Return the listing word for word, as given.

Start of EXERCISE DATA

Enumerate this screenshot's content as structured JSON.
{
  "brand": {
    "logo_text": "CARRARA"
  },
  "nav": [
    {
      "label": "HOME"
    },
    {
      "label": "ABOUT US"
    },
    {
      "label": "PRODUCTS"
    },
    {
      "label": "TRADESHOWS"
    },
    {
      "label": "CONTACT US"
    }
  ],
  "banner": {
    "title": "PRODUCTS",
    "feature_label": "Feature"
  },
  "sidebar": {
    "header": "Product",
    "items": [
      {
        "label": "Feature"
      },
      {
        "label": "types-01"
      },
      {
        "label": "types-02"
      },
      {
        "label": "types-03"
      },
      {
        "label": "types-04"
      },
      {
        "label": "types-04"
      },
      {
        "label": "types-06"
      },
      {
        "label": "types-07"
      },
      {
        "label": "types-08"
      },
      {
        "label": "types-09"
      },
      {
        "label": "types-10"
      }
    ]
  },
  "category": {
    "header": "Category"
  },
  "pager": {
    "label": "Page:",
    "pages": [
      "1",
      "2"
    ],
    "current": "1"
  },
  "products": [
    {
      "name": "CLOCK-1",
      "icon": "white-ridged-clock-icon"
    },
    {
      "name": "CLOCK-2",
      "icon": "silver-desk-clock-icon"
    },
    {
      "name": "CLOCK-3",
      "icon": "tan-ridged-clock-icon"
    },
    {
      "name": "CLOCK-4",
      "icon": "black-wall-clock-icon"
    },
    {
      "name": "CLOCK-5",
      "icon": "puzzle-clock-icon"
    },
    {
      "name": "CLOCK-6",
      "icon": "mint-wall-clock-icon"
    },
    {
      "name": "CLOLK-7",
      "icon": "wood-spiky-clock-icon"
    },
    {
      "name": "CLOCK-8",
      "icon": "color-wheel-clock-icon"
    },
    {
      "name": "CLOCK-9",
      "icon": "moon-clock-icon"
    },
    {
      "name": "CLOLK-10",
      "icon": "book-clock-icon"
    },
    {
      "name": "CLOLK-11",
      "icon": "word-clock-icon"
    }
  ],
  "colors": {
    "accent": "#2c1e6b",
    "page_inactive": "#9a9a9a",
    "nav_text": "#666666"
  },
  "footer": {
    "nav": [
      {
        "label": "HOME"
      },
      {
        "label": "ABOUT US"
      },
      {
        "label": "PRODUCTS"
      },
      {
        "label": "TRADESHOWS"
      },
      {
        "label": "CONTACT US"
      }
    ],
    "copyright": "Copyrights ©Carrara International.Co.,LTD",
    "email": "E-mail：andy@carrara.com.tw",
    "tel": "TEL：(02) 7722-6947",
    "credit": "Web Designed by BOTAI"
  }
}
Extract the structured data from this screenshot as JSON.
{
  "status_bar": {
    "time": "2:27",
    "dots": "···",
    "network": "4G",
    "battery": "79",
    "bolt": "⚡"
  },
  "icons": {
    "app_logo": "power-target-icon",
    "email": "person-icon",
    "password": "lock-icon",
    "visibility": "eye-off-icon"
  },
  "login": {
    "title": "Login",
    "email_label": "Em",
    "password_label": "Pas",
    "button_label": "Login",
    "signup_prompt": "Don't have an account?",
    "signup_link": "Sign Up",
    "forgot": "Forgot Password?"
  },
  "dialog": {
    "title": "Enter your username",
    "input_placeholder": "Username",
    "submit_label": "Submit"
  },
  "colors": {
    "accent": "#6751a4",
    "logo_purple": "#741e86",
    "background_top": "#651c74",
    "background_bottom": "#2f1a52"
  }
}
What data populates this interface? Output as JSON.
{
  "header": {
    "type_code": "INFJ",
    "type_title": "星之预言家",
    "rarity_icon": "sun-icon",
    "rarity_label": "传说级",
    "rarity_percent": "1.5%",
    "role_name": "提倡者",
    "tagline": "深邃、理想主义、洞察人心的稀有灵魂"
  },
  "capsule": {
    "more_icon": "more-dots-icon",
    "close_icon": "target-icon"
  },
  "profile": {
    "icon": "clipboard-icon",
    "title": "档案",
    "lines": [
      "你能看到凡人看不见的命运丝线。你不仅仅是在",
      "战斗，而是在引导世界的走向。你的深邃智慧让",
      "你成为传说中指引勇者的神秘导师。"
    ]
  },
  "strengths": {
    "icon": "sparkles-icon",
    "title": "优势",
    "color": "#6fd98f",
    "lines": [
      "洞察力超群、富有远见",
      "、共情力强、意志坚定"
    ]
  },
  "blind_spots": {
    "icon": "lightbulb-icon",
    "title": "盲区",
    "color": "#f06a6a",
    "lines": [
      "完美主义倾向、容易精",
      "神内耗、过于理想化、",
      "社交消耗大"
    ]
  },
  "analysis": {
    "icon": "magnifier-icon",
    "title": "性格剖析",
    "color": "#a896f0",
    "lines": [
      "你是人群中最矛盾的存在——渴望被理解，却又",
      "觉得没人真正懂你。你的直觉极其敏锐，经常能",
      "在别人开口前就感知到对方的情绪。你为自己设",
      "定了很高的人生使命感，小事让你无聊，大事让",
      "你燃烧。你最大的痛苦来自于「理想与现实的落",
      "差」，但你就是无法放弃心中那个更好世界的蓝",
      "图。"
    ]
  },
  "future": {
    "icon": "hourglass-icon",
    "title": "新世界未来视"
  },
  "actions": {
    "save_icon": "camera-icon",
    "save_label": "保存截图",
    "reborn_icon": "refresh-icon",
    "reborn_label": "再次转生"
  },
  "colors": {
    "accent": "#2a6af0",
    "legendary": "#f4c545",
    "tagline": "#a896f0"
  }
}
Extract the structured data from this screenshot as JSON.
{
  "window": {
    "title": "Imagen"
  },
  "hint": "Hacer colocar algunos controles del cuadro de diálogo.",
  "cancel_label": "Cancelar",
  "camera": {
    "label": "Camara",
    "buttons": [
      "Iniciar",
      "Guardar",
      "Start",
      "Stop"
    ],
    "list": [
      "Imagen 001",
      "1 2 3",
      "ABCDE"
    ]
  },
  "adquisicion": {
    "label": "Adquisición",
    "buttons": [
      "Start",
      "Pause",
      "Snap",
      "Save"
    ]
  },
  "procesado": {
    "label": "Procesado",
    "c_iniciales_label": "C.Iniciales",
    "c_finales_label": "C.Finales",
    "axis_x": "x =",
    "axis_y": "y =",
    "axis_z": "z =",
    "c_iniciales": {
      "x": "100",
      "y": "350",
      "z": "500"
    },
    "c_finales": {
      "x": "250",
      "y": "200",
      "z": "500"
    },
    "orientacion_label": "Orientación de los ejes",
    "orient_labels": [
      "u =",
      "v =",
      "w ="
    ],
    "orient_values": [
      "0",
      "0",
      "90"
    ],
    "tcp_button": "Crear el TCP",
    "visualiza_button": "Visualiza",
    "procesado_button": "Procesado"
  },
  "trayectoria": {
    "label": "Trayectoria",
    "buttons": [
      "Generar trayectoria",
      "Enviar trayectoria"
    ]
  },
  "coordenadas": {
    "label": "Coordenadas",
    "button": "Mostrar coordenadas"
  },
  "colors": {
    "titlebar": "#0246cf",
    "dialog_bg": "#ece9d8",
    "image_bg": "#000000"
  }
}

End of EXERCISE DATA

| RESULT FOR THIS TASK |
Enumerate this screenshot's content as structured JSON.
{
  "brand": {
    "logo_text": "CARRARA"
  },
  "nav": [
    {
      "label": "HOME"
    },
    {
      "label": "ABOUT US"
    },
    {
      "label": "PRODUCTS"
    },
    {
      "label": "TRADESHOWS"
    },
    {
      "label": "CONTACT US"
    }
  ],
  "banner": {
    "title": "PRODUCTS",
    "feature_label": "Feature"
  },
  "sidebar": {
    "header": "Product",
    "items": [
      {
        "label": "Feature"
      },
      {
        "label": "types-01"
      },
      {
        "label": "types-02"
      },
      {
        "label": "types-03"
      },
      {
        "label": "types-04"
      },
      {
        "label": "types-04"
      },
      {
        "label": "types-06"
      },
      {
        "label": "types-07"
      },
      {
        "label": "types-08"
      },
      {
        "label": "types-09"
      },
      {
        "label": "types-10"
      }
    ]
  },
  "category": {
    "header": "Category"
  },
  "pager": {
    "label": "Page:",
    "pages": [
      "1",
      "2"
    ],
    "current": "1"
  },
  "products": [
    {
      "name": "CLOCK-1",
      "icon": "white-ridged-clock-icon"
    },
    {
      "name": "CLOCK-2",
      "icon": "silver-desk-clock-icon"
    },
    {
      "name": "CLOCK-3",
      "icon": "tan-ridged-clock-icon"
    },
    {
      "name": "CLOCK-4",
      "icon": "black-wall-clock-icon"
    },
    {
      "name": "CLOCK-5",
      "icon": "puzzle-clock-icon"
    },
    {
      "name": "CLOCK-6",
      "icon": "mint-wall-clock-icon"
    },
    {
      "name": "CLOLK-7",
      "icon": "wood-spiky-clock-icon"
    },
    {
      "name": "CLOCK-8",
      "icon": "color-wheel-clock-icon"
    },
    {
      "name": "CLOCK-9",
      "icon": "moon-clock-icon"
    },
    {
      "name": "CLOLK-10",
      "icon": "book-clock-icon"
    },
    {
      "name": "CLOLK-11",
      "icon": "word-clock-icon"
    }
  ],
  "colors": {
    "accent": "#2c1e6b",
    "page_inactive": "#9a9a9a",
    "nav_text": "#666666"
  },
  "footer": {
    "nav": [
      {
        "label": "HOME"
      },
      {
        "label": "ABOUT US"
      },
      {
        "label": "PRODUCTS"
      },
      {
        "label": "TRADESHOWS"
      },
      {
        "label": "CONTACT US"
      }
    ],
    "copyright": "Copyrights ©Carrara International.Co.,LTD",
    "email": "E-mail：andy@carrara.com.tw",
    "tel": "TEL：(02) 7722-6947",
    "credit": "Web Designed by BOTAI"
  }
}
Extract the structured data from this screenshot as JSON.
{
  "status_bar": {
    "time": "2:27",
    "dots": "···",
    "network": "4G",
    "battery": "79",
    "bolt": "⚡"
  },
  "icons": {
    "app_logo": "power-target-icon",
    "email": "person-icon",
    "password": "lock-icon",
    "visibility": "eye-off-icon"
  },
  "login": {
    "title": "Login",
    "email_label": "Em",
    "password_label": "Pas",
    "button_label": "Login",
    "signup_prompt": "Don't have an account?",
    "signup_link": "Sign Up",
    "forgot": "Forgot Password?"
  },
  "dialog": {
    "title": "Enter your username",
    "input_placeholder": "Username",
    "submit_label": "Submit"
  },
  "colors": {
    "accent": "#6751a4",
    "logo_purple": "#741e86",
    "background_top": "#651c74",
    "background_bottom": "#2f1a52"
  }
}
What data populates this interface? Output as JSON.
{
  "header": {
    "type_code": "INFJ",
    "type_title": "星之预言家",
    "rarity_icon": "sun-icon",
    "rarity_label": "传说级",
    "rarity_percent": "1.5%",
    "role_name": "提倡者",
    "tagline": "深邃、理想主义、洞察人心的稀有灵魂"
  },
  "capsule": {
    "more_icon": "more-dots-icon",
    "close_icon": "target-icon"
  },
  "profile": {
    "icon": "clipboard-icon",
    "title": "档案",
    "lines": [
      "你能看到凡人看不见的命运丝线。你不仅仅是在",
      "战斗，而是在引导世界的走向。你的深邃智慧让",
      "你成为传说中指引勇者的神秘导师。"
    ]
  },
  "strengths": {
    "icon": "sparkles-icon",
    "title": "优势",
    "color": "#6fd98f",
    "lines": [
      "洞察力超群、富有远见",
      "、共情力强、意志坚定"
    ]
  },
  "blind_spots": {
    "icon": "lightbulb-icon",
    "title": "盲区",
    "color": "#f06a6a",
    "lines": [
      "完美主义倾向、容易精",
      "神内耗、过于理想化、",
      "社交消耗大"
    ]
  },
  "analysis": {
    "icon": "magnifier-icon",
    "title": "性格剖析",
    "color": "#a896f0",
    "lines": [
      "你是人群中最矛盾的存在——渴望被理解，却又",
      "觉得没人真正懂你。你的直觉极其敏锐，经常能",
      "在别人开口前就感知到对方的情绪。你为自己设",
      "定了很高的人生使命感，小事让你无聊，大事让",
      "你燃烧。你最大的痛苦来自于「理想与现实的落",
      "差」，但你就是无法放弃心中那个更好世界的蓝",
      "图。"
    ]
  },
  "future": {
    "icon": "hourglass-icon",
    "title": "新世界未来视"
  },
  "actions": {
    "save_icon": "camera-icon",
    "save_label": "保存截图",
    "reborn_icon": "refresh-icon",
    "reborn_label": "再次转生"
  },
  "colors": {
    "accent": "#2a6af0",
    "legendary": "#f4c545",
    "tagline": "#a896f0"
  }
}
Extract the structured data from this screenshot as JSON.
{
  "window": {
    "title": "Imagen"
  },
  "hint": "Hacer colocar algunos controles del cuadro de diálogo.",
  "cancel_label": "Cancelar",
  "camera": {
    "label": "Camara",
    "buttons": [
      "Iniciar",
      "Guardar",
      "Start",
      "Stop"
    ],
    "list": [
      "Imagen 001",
      "1 2 3",
      "ABCDE"
    ]
  },
  "adquisicion": {
    "label": "Adquisición",
    "buttons": [
      "Start",
      "Pause",
      "Snap",
      "Save"
    ]
  },
  "procesado": {
    "label": "Procesado",
    "c_iniciales_label": "C.Iniciales",
    "c_finales_label": "C.Finales",
    "axis_x": "x =",
    "axis_y": "y =",
    "axis_z": "z =",
    "c_iniciales": {
      "x": "100",
      "y": "350",
      "z": "500"
    },
    "c_finales": {
      "x": "250",
      "y": "200",
      "z": "500"
    },
    "orientacion_label": "Orientación de los ejes",
    "orient_labels": [
      "u =",
      "v =",
      "w ="
    ],
    "orient_values": [
      "0",
      "0",
      "90"
    ],
    "tcp_button": "Crear el TCP",
    "visualiza_button": "Visualiza",
    "procesado_button": "Procesado"
  },
  "trayectoria": {
    "label": "Trayectoria",
    "buttons": [
      "Generar trayectoria",
      "Enviar trayectoria"
    ]
  },
  "coordenadas": {
    "label": "Coordenadas",
    "button": "Mostrar coordenadas"
  },
  "colors": {
    "titlebar": "#0246cf",
    "dialog_bg": "#ece9d8",
    "image_bg": "#000000"
  }
}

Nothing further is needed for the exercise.